STATED GOAL: Pull out every line below that contains the word "xlabel".

MATERIAL PROVIDED:
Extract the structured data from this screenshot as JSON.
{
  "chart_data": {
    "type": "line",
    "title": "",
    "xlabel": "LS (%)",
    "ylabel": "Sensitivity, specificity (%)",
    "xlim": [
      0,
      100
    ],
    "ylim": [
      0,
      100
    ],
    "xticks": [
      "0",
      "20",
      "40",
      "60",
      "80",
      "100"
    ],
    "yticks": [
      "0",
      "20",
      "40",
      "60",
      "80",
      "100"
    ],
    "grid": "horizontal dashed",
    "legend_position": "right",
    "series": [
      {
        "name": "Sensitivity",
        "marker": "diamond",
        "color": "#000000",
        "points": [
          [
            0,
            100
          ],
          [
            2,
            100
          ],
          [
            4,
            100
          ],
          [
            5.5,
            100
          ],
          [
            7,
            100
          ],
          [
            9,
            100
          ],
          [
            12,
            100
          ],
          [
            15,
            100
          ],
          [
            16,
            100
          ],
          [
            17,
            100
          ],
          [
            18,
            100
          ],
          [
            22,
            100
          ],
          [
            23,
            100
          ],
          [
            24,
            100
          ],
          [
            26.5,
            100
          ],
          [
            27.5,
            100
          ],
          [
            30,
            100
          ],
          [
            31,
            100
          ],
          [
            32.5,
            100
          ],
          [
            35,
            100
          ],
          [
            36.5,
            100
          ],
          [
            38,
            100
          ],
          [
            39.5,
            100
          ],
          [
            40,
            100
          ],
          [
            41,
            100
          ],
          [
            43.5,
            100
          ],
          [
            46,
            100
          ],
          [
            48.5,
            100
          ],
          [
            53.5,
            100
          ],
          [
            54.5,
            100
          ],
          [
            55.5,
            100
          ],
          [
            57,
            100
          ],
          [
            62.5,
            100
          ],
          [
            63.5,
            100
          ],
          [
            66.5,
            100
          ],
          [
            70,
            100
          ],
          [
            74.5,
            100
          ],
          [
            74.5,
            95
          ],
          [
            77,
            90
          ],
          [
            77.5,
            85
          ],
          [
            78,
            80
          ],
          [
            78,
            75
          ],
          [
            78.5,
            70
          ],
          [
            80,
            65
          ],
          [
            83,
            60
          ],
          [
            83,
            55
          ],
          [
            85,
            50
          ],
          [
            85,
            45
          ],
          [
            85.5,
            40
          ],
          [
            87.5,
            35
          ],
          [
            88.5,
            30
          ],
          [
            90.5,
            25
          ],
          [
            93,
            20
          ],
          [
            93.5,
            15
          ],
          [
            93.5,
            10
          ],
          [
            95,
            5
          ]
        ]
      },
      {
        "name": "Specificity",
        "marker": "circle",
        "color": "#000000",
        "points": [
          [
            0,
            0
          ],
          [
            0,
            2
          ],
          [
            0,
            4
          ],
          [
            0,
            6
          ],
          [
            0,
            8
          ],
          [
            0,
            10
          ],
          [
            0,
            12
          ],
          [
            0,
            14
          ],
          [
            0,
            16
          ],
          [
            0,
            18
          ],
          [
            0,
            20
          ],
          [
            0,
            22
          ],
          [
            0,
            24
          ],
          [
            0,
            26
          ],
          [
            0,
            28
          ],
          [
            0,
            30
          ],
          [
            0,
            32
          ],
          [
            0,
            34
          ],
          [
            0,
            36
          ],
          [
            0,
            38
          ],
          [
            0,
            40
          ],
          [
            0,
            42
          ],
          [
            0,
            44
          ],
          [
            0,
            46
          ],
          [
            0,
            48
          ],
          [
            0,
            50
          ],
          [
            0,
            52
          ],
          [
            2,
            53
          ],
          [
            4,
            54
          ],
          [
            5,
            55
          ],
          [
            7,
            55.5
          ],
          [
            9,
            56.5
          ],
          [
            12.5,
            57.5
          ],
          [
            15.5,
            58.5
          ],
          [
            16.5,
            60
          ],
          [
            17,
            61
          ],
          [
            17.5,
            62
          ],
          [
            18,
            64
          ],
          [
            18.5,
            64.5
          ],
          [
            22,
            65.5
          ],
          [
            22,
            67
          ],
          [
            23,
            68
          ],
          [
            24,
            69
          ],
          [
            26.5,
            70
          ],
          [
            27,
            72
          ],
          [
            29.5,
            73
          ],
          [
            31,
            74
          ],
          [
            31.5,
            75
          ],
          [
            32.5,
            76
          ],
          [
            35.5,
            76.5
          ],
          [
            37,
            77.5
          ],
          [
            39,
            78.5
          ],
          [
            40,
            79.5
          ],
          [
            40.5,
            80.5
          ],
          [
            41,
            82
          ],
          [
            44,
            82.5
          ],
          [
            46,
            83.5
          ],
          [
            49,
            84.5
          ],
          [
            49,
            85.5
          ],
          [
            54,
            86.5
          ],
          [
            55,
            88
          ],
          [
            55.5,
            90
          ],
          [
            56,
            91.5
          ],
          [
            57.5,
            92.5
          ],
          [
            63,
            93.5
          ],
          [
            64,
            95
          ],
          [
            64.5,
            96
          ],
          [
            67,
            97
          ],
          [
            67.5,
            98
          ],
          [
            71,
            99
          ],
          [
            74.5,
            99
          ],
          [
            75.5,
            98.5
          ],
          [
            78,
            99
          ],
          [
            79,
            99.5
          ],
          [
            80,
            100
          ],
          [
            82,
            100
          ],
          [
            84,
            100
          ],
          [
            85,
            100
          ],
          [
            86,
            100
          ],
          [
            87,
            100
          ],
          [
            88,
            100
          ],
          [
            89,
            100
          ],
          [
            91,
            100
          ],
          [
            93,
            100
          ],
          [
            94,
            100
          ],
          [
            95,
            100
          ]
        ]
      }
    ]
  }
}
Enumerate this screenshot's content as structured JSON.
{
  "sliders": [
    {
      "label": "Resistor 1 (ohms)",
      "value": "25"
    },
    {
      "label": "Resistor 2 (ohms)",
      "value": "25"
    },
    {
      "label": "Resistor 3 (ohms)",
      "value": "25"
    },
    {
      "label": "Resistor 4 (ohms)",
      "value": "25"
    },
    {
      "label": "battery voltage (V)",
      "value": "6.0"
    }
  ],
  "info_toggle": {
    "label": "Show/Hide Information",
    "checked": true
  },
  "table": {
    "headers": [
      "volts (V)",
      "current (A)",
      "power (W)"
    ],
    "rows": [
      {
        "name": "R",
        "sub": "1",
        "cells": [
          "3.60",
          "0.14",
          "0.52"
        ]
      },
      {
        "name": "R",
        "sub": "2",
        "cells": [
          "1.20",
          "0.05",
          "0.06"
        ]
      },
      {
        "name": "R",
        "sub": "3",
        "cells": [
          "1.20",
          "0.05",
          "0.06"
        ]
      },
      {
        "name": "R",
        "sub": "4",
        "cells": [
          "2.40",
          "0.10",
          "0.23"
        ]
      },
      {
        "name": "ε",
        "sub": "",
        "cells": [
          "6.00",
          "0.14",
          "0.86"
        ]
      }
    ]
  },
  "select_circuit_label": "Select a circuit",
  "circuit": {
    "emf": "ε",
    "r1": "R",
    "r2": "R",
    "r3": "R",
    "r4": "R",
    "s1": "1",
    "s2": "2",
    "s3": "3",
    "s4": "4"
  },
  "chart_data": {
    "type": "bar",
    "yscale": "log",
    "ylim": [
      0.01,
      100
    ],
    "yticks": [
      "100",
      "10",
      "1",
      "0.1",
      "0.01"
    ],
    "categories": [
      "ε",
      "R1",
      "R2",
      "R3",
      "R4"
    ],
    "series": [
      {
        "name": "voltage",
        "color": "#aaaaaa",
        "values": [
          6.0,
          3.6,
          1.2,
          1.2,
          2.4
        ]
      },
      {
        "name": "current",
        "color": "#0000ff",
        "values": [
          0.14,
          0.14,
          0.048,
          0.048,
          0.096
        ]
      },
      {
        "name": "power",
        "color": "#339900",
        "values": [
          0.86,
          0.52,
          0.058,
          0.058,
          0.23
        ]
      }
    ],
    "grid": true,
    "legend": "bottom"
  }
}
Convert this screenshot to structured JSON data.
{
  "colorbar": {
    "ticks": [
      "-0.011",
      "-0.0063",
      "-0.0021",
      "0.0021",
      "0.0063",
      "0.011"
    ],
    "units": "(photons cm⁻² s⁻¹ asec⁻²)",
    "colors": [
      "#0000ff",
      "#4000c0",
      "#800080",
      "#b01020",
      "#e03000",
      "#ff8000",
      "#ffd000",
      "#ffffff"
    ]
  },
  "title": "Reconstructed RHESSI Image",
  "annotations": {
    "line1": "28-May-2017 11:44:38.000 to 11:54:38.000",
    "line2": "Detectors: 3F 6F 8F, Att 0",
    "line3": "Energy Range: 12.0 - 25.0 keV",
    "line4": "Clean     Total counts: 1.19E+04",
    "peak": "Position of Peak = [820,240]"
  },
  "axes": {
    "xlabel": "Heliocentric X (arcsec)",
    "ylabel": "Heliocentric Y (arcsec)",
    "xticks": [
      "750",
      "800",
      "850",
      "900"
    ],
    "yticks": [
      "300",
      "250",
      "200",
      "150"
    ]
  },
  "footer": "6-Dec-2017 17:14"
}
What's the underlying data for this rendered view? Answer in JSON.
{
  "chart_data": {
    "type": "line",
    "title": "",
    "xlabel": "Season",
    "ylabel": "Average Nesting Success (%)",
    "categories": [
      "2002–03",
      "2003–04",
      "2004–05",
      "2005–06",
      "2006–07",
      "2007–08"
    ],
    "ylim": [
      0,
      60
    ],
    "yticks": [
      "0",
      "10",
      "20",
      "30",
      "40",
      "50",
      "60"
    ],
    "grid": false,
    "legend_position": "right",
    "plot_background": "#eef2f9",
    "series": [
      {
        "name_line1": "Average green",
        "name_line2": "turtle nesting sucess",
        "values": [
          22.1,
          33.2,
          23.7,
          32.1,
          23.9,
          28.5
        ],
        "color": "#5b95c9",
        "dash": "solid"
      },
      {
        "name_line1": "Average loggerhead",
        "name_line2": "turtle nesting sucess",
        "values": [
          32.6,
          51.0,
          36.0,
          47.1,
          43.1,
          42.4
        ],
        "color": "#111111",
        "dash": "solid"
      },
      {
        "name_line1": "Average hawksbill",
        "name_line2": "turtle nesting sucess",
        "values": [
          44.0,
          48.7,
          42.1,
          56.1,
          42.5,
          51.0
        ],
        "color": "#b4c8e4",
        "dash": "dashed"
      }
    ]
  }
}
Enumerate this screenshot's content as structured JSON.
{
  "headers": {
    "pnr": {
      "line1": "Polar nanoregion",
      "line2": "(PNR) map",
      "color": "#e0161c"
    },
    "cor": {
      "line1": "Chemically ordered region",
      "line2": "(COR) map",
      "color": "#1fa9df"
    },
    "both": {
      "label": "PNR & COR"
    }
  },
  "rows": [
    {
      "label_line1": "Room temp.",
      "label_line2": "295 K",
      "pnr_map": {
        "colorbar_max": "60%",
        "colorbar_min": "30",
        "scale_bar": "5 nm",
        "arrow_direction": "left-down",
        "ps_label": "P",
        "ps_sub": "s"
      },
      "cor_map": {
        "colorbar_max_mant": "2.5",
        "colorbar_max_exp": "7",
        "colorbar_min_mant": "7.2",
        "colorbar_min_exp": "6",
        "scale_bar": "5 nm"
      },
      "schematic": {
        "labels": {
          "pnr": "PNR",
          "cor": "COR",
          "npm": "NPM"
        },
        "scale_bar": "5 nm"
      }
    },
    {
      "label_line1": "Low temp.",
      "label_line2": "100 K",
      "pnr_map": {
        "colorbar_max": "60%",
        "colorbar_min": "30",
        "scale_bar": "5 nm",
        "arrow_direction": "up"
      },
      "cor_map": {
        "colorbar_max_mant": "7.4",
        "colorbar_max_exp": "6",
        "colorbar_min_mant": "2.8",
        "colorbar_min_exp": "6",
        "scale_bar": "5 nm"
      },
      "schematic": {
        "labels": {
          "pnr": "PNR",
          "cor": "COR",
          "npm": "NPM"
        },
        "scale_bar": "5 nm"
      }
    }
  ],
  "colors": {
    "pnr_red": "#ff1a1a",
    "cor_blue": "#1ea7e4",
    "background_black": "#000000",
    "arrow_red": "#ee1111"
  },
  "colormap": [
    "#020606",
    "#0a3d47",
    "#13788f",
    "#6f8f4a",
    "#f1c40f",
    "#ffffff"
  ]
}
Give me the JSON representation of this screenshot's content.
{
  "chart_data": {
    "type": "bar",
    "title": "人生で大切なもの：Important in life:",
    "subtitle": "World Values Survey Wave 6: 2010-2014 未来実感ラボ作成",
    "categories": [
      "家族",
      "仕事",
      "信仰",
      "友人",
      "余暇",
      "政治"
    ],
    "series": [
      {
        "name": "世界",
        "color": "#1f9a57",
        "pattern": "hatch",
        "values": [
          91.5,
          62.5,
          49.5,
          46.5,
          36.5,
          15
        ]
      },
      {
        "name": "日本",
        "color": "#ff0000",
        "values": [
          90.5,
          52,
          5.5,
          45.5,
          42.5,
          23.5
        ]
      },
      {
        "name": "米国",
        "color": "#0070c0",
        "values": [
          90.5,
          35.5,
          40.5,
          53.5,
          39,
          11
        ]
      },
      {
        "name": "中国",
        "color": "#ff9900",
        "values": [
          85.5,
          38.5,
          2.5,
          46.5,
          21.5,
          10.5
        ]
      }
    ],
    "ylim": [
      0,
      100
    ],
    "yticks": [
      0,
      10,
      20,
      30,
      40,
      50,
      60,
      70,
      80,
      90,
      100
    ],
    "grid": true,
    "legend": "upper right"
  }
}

EXERCISE OUTPUT:
    "xlabel": "LS (%)",
    "xlabel": "Heliocentric X (arcsec)",
    "xlabel": "Season",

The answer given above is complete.